**Set problem:**
Copy, from the entries below, each line in which the string "JSON" appears.

*** Provided entries

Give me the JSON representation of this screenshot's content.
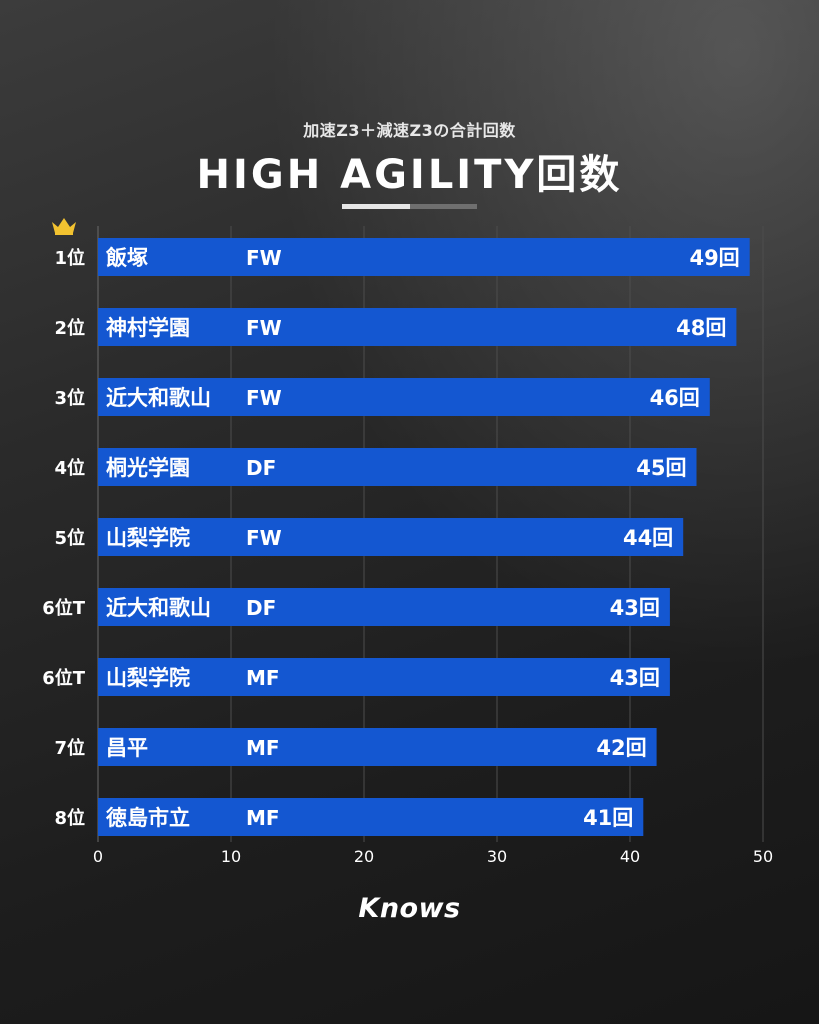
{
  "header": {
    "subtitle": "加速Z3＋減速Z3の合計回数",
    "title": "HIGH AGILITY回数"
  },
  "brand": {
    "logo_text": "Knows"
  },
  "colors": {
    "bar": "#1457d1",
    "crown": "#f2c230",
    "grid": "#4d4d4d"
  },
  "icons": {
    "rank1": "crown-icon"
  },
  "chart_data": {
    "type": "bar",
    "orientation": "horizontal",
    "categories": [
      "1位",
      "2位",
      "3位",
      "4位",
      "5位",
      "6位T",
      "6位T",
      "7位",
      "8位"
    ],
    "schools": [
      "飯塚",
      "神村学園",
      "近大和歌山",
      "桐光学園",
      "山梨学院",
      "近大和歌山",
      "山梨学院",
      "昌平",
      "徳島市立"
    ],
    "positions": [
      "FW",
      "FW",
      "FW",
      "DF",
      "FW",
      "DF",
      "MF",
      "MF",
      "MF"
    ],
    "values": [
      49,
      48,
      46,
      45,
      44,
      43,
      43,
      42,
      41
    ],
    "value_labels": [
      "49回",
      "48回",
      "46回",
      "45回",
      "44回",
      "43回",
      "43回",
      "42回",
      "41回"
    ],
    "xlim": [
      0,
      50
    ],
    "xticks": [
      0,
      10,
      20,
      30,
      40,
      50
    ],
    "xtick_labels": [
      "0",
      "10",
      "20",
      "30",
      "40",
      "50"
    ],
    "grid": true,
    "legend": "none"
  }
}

******
*** Provided entries

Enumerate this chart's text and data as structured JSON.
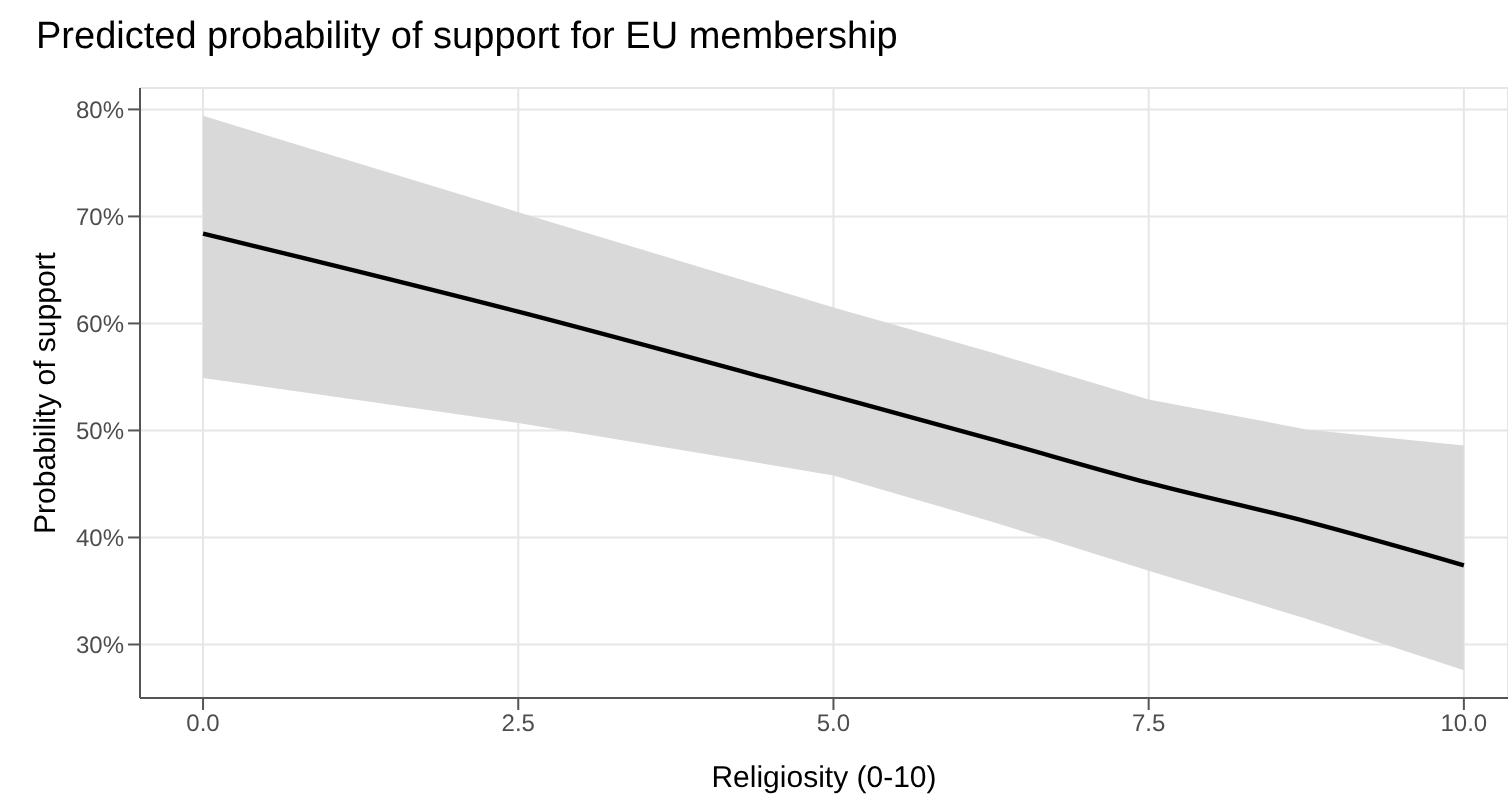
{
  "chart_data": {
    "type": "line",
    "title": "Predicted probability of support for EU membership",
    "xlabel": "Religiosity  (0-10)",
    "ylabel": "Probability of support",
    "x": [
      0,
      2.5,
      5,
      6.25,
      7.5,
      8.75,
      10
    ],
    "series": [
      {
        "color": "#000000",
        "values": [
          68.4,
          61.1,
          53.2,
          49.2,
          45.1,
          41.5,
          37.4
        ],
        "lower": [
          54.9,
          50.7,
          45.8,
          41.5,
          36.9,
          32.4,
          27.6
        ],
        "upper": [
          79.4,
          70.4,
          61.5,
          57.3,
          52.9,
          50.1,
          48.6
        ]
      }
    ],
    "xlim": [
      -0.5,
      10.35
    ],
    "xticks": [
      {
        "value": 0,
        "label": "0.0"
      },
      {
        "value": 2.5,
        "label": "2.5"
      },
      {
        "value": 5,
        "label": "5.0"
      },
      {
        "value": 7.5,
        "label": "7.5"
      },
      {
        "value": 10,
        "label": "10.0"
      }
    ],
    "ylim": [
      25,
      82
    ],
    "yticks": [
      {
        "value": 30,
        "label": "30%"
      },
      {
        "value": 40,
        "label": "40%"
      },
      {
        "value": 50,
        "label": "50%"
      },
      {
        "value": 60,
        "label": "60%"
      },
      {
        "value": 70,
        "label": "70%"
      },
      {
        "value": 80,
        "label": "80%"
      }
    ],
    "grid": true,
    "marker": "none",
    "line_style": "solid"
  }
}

******

**Response to the exercise:**
Give me the JSON representation of this screenshot's content.
Enumerate this chart's text and data as structured JSON.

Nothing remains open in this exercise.